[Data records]
<<<<

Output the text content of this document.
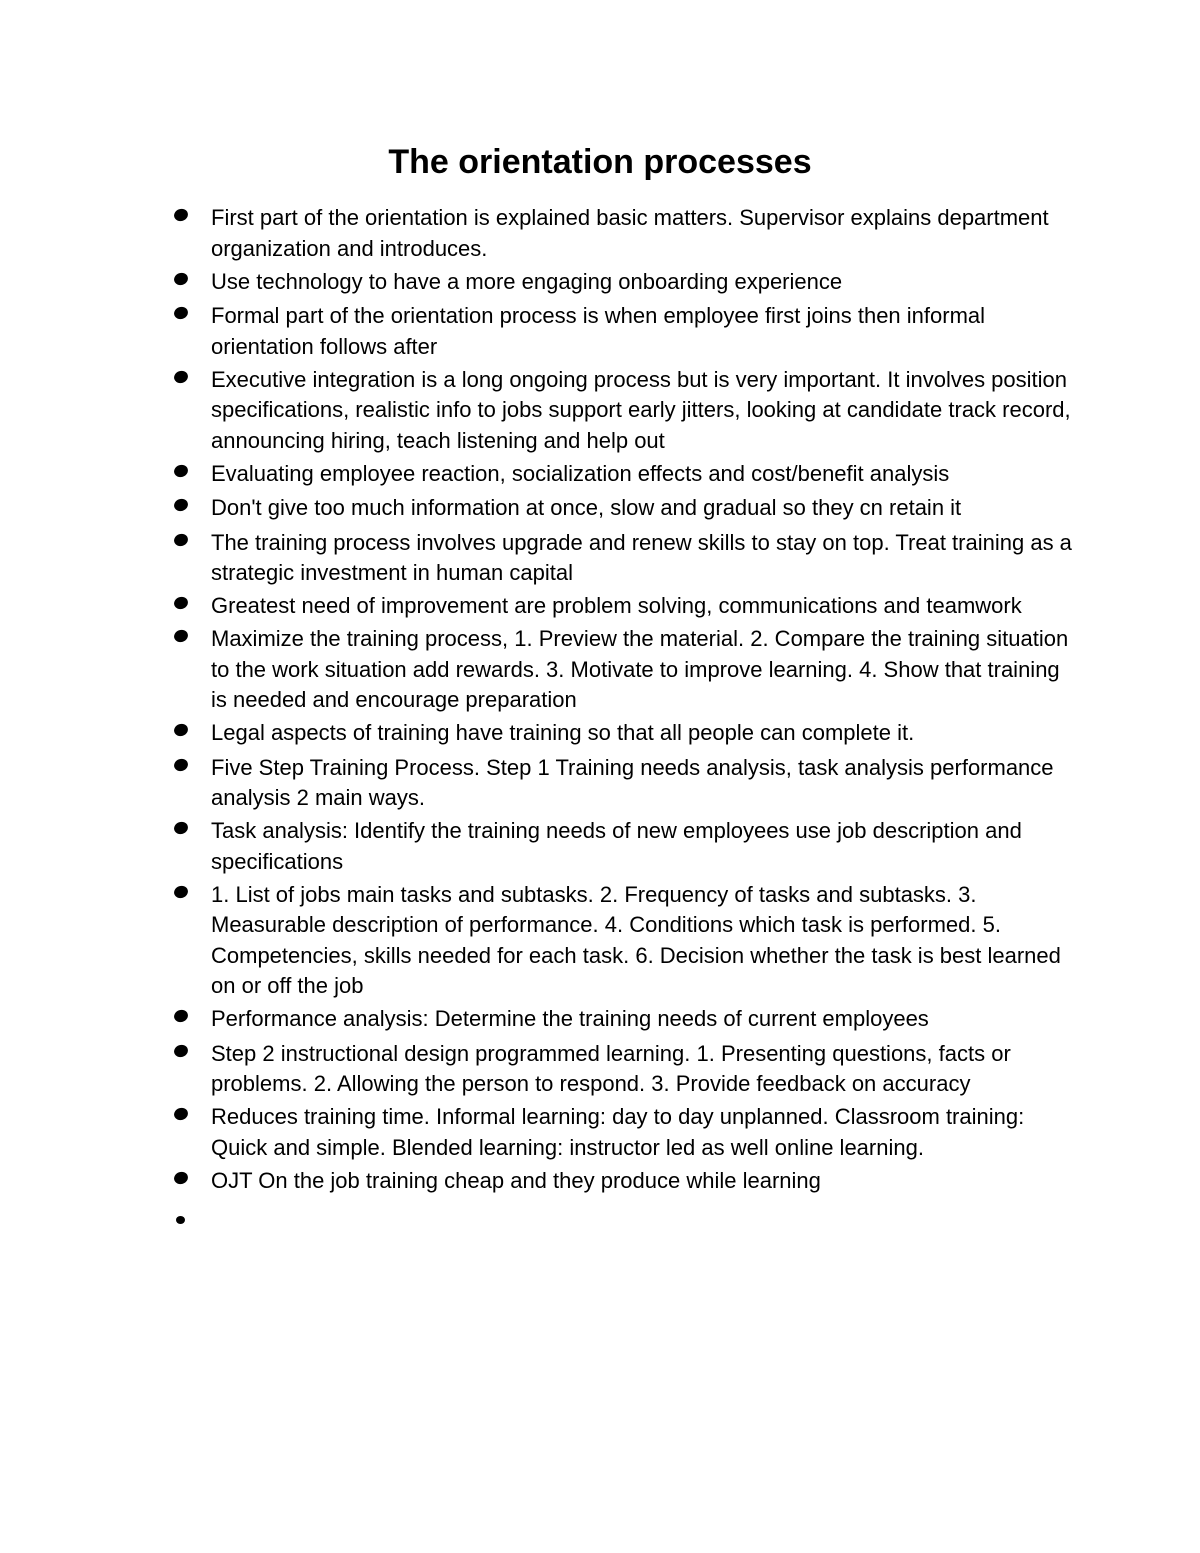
The orientation processes
First part of the orientation is explained basic matters. Supervisor explains department organization and introduces.
Use technology to have a more engaging onboarding experience
Formal part of the orientation process is when employee first joins then informal orientation follows after
Executive integration is a long ongoing process but is very important. It involves position specifications, realistic info to jobs support early jitters, looking at candidate track record, announcing hiring, teach listening and help out
Evaluating employee reaction, socialization effects and cost/benefit analysis
Don't give too much information at once, slow and gradual so they cn retain it
The training process involves upgrade and renew skills to stay on top. Treat training as a strategic investment in human capital
Greatest need of improvement are problem solving, communications and teamwork
Maximize the training process, 1. Preview the material. 2. Compare the training situation to the work situation add rewards. 3. Motivate to improve learning. 4. Show that training is needed and encourage preparation
Legal aspects of training have training so that all people can complete it.
Five Step Training Process. Step 1 Training needs analysis, task analysis performance analysis 2 main ways.
Task analysis: Identify the training needs of new employees use job description and specifications
1. List of jobs main tasks and subtasks. 2. Frequency of tasks and subtasks. 3. Measurable description of performance. 4. Conditions which task is performed. 5. Competencies, skills needed for each task. 6. Decision whether the task is best learned on or off the job
Performance analysis: Determine the training needs of current employees
Step 2 instructional design programmed learning. 1. Presenting questions, facts or problems. 2. Allowing the person to respond. 3. Provide feedback on accuracy
Reduces training time. Informal learning: day to day unplanned. Classroom training: Quick and simple. Blended learning: instructor led as well online learning.
OJT On the job training cheap and they produce while learning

>>>>

Work to complete =>
Look through the records and gather each line with the word "part".

Task result =>
First part of the orientation is explained basic matters. Supervisor explains department organization and introduces.
Formal part of the orientation process is when employee first joins then informal orientation follows after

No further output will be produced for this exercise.